Records:
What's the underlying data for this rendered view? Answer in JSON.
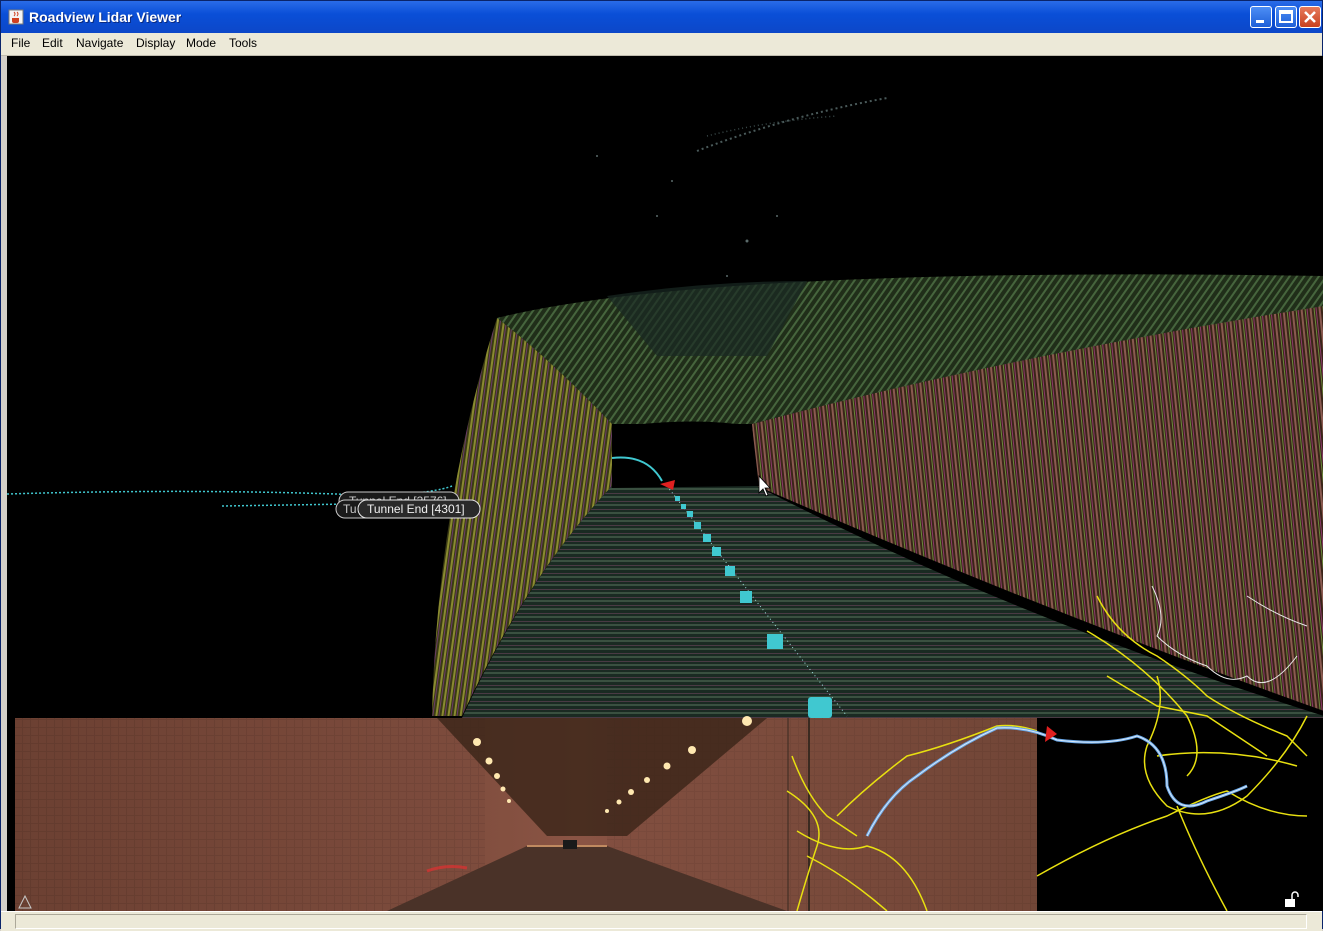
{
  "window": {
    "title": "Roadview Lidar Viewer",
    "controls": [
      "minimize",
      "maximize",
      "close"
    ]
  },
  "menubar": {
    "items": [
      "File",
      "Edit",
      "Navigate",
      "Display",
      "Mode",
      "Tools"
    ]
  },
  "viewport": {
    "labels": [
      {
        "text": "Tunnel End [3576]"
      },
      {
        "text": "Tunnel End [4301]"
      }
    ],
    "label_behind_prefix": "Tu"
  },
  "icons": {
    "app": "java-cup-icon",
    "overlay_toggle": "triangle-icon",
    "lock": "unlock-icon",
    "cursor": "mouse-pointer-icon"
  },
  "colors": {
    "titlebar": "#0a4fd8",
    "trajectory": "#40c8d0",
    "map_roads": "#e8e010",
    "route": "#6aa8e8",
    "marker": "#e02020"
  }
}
* * *
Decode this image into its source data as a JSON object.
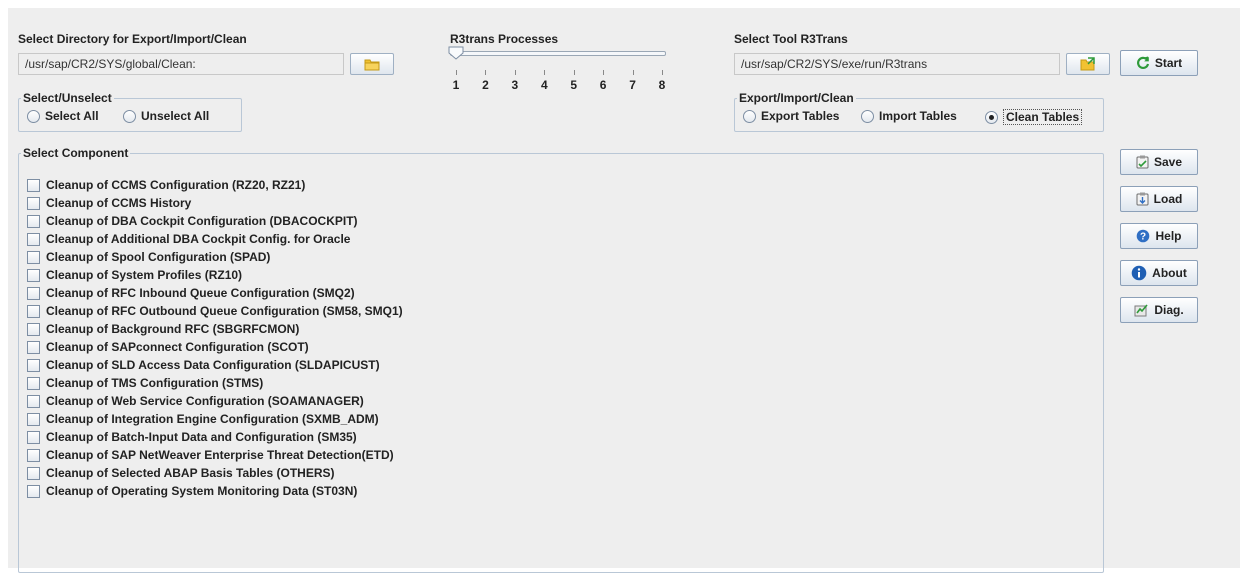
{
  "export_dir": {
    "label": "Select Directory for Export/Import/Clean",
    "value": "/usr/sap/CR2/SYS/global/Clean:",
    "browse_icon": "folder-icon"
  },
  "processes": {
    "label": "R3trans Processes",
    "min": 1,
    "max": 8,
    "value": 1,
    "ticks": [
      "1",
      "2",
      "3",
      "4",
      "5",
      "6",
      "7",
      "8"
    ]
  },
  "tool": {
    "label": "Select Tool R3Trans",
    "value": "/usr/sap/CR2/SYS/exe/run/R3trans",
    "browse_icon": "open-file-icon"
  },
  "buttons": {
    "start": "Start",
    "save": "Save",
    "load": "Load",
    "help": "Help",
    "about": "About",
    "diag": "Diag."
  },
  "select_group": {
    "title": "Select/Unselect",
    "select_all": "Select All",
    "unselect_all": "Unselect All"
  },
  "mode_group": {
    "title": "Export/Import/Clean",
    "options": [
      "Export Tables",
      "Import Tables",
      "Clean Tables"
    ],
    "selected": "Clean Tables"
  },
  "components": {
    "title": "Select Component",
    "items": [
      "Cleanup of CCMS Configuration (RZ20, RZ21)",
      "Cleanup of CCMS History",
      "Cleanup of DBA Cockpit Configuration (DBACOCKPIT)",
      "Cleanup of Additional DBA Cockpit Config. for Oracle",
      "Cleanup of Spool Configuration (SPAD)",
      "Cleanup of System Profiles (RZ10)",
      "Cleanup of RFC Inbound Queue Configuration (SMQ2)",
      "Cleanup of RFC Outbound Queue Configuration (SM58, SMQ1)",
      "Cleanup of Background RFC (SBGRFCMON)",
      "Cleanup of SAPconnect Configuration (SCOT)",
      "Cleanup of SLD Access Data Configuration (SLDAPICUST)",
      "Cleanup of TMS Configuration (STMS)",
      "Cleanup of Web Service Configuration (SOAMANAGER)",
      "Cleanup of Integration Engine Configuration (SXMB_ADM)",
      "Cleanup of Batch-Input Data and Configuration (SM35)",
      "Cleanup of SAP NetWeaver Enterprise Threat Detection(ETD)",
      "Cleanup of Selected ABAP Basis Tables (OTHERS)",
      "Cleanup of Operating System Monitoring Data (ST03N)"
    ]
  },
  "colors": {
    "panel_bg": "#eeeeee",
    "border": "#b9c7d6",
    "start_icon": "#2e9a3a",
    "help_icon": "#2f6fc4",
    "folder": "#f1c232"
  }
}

_JOB:_ Show every line where the string "System" appears.

_TASK RESULT:_
      "Cleanup of System Profiles (RZ10)",
      "Cleanup of Operating System Monitoring Data (ST03N)"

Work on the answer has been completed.